##### Фрагмент документа

Но не в одном Алексинском было дело. Чувствовалось, что в большевистской фракции нет уже прежней сплоченности, что надвигается раскол, в первую голову раскол с А.А. Богдановым.
В России вышли "Очерки по философии марксизма" со статьями А. Богданова, Луначарского, Базарова, Суворова, Бермана, Юшкевича и Гельфонда. Эти "Очерки" были попыткой ревизии материалистического мировоззрения, материалистического, марксистского понимания развития человечества, понимания классовой борьбы.
Новая философия открывала двери всякой мистике. В годы реакции ревизионизм мог развернуться особо пышным цветом, упадочнические настроения среди интеллигенции помогали бы этому всячески. Тут размежевание было неизбежно.
Ильич всегда интересовался вопросами философии, занимался ею много в ссылке, шал хорошо все высказывания в этой области К. Маркса, Ф. Энгельса, Плеханова, изучал Гегеля, Фейербаха, Канта. Еще в ссылке он яро спорил с товарищами, склонявшимися к Канту, следил за тем, что писалось по этому вопросу в "Neue Zeit", и вообще по части философии был довольно серьезно подкован.
В письме к Горькому от 25 февраля (10 марта) Ильич изложил историю своих разногласий с Богдановым. Еще в ссылке Ильич читал книжку Богданова "Основные элементы исторического взгляда на природу", но тогдашняя позиция Богданова была лишь переходом к позднейшим его философским взглядам. Позже, когда в 1903 г. Ильич работал с Плехановым, Плеханов не раз ругал ему Богданова за его философские высказывания В 1904 г. вышла книжка Богданова "Эмпириомонизм", и Ильич напрямик заявил Богданову, что он считает правильными взгляды Плеханова, а не его, Богданова.
"Летом и осенью 1904 г. мы окончательно сошлись с Богдановым, как беки, – писал Ильич Горькому, – и заключили тот молчаливый и молчаливо устраняющий философию, как нейтральную область, блок, который просуществовал все время революции и дал нам возможность совместно провести в революцию ту тактику революционной социал-демократии (= большевизма), которая, по моему глубочайшему убеждению, была единственно правильной.
Философией заниматься в горячке революции приходилось мало. В тюрьме в начале 1906 г. Богданов написал еще одну вещь, – кажется, III выпуск "Эмпириомонизма". Летом 1906 г. он мне презентовал ее, и я засел внимательно за нее. Прочитав, озлился и взбесился необычайно: для меня еще яснее стало, что он идет архиневерным путем, не марксистским. Я написал ему тогда "объяснение в любви", письмецо по философии в размере трех тетрадок. Выяснял я там ему, что я, конечно, рядовой марксист в философии, но что именно его ясные, популярные, превосходно написанные работы убеждают меня окончательно в его неправоте по существу и в правоте Плеханова. Сии тетрадочки показал я некоторым друзьям (Луначарскому в том числе) и подумывал было напечатать под заглавием: "Заметки рядового марксиста о философии", но не собрался. Теперь жалею о том, что тогда тотчас не напечатал.

##########
##### Данные

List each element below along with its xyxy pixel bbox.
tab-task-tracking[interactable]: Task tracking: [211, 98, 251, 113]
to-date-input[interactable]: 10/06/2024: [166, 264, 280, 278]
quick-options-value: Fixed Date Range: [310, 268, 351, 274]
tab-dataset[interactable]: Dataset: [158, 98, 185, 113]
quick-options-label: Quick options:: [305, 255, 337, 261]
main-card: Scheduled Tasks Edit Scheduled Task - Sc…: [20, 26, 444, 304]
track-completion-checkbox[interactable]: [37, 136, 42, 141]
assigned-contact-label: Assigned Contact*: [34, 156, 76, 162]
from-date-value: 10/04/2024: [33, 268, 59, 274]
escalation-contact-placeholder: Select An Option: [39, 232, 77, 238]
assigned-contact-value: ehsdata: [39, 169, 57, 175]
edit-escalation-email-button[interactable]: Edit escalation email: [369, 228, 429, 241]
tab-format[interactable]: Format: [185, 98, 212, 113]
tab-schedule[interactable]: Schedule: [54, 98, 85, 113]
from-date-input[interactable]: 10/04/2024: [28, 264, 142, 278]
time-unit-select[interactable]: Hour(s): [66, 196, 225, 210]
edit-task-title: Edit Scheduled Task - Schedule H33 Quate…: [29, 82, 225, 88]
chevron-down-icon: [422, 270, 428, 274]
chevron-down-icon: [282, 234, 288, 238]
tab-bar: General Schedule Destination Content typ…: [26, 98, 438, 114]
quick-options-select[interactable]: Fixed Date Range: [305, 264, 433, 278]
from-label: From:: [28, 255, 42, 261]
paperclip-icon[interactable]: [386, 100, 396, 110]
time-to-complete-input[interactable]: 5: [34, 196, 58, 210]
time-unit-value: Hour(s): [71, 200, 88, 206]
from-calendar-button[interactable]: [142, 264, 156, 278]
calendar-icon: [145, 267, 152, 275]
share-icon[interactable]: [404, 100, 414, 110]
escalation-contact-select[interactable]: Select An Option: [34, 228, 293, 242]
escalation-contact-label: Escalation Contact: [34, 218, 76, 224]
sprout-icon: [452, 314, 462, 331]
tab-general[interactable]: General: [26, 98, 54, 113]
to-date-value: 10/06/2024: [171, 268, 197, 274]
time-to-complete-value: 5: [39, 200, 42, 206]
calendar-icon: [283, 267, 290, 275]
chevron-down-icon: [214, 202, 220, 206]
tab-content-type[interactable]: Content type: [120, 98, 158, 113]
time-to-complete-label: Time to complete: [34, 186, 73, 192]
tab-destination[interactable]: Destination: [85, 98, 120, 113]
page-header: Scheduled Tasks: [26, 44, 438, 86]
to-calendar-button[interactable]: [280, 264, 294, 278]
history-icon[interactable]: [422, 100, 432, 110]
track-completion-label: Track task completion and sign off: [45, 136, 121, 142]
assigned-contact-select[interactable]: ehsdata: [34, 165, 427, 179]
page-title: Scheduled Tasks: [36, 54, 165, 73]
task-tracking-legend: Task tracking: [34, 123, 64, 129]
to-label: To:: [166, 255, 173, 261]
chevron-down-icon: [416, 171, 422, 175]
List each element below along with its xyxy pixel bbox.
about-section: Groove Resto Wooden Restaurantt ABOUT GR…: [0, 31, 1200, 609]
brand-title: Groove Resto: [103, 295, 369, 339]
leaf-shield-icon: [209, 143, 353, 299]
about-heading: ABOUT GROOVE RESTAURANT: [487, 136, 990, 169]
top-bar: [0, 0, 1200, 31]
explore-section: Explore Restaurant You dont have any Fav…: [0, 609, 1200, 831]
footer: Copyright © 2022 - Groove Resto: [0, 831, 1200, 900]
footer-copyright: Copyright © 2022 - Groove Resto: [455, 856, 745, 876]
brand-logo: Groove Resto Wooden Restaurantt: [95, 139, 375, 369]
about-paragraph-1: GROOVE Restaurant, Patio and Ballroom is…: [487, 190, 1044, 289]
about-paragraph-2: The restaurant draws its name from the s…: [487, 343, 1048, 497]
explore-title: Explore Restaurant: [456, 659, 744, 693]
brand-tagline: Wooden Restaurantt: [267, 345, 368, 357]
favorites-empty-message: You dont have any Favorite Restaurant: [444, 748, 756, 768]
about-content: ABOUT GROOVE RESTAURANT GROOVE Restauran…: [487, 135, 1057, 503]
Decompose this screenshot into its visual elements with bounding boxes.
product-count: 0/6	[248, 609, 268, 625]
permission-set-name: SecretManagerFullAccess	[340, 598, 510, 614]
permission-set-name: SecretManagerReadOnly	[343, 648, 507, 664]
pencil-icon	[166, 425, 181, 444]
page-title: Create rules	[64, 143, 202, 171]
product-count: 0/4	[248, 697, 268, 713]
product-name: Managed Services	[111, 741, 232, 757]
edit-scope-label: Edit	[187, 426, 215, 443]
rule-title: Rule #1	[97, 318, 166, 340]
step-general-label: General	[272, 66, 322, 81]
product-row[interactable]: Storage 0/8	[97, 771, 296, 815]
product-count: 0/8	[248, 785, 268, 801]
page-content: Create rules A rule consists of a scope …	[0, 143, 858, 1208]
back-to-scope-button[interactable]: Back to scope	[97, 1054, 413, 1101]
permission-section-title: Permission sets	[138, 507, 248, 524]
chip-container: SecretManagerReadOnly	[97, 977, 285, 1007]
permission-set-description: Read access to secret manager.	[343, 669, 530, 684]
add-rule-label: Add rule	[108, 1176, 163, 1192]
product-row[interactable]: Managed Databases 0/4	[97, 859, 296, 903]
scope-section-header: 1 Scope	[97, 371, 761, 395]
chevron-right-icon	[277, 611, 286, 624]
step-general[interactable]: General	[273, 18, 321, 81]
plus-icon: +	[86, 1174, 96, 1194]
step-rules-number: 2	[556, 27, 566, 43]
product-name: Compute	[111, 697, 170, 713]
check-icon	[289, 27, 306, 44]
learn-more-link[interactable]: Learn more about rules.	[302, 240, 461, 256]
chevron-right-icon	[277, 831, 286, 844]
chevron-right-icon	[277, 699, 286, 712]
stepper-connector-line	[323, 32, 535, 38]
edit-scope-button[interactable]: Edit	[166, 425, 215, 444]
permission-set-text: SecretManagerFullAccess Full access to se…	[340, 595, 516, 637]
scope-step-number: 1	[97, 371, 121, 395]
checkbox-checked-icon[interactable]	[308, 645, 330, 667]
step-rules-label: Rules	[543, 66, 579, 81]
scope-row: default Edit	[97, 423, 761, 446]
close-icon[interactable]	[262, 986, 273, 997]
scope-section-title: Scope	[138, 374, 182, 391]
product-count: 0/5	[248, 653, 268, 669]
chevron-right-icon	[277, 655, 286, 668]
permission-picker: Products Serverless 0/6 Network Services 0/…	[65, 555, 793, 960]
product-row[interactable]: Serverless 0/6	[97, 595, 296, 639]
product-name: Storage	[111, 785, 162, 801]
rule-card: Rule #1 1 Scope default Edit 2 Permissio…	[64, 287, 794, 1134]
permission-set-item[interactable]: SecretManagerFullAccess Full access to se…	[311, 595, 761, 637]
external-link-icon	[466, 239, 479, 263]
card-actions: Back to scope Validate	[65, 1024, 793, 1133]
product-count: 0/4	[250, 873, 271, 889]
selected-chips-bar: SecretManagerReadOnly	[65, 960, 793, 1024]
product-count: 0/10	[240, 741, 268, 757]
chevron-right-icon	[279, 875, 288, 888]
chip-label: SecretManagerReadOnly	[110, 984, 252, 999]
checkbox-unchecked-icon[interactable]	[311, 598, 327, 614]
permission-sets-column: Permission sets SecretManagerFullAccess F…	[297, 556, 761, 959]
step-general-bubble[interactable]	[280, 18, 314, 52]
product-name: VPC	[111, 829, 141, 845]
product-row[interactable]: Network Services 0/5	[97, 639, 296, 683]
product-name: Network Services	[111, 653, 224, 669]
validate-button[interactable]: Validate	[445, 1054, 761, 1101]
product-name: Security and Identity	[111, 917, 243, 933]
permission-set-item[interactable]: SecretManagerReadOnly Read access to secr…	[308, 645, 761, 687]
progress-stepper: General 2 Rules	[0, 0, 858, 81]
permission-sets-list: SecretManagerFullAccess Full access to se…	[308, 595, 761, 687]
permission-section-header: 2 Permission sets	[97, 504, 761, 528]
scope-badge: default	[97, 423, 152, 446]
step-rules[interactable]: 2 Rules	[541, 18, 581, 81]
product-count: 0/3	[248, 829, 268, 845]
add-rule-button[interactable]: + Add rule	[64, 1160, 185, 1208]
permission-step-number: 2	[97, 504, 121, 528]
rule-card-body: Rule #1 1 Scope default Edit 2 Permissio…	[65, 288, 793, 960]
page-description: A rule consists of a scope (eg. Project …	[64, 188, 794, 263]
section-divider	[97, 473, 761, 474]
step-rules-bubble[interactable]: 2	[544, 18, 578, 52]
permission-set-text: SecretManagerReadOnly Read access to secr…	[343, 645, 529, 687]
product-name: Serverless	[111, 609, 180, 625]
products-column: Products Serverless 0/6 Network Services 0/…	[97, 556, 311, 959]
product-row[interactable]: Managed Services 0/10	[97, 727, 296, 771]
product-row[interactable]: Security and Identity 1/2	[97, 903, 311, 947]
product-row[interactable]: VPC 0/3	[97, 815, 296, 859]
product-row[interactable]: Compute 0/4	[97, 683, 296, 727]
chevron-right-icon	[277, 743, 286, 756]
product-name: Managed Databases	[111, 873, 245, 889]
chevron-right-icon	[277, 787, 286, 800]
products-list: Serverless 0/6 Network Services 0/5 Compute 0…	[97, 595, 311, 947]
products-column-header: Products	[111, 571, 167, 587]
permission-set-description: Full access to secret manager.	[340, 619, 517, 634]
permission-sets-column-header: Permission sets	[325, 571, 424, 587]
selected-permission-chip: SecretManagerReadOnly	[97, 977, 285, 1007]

##########

Верните без изменений часть фрагмента: начните с места, где стоят слова «Философией заниматься в», и остановитесь после слов «тотчас не напечатал.». Отвечайте, опираясь только на фрагмент.

* Ответ:
Философией заниматься в горячке революции приходилось мало. В тюрьме в начале 1906 г. Богданов написал еще одну вещь, – кажется, III выпуск "Эмпириомонизма". Летом 1906 г. он мне презентовал ее, и я засел внимательно за нее. Прочитав, озлился и взбесился необычайно: для меня еще яснее стало, что он идет архиневерным путем, не марксистским. Я написал ему тогда "объяснение в любви", письмецо по философии в размере трех тетрадок. Выяснял я там ему, что я, конечно, рядовой марксист в философии, но что именно его ясные, популярные, превосходно написанные работы убеждают меня окончательно в его неправоте по существу и в правоте Плеханова. Сии тетрадочки показал я некоторым друзьям (Луначарскому в том числе) и подумывал было напечатать под заглавием: "Заметки рядового марксиста о философии", но не собрался. Теперь жалею о том, что тогда тотчас не напечатал.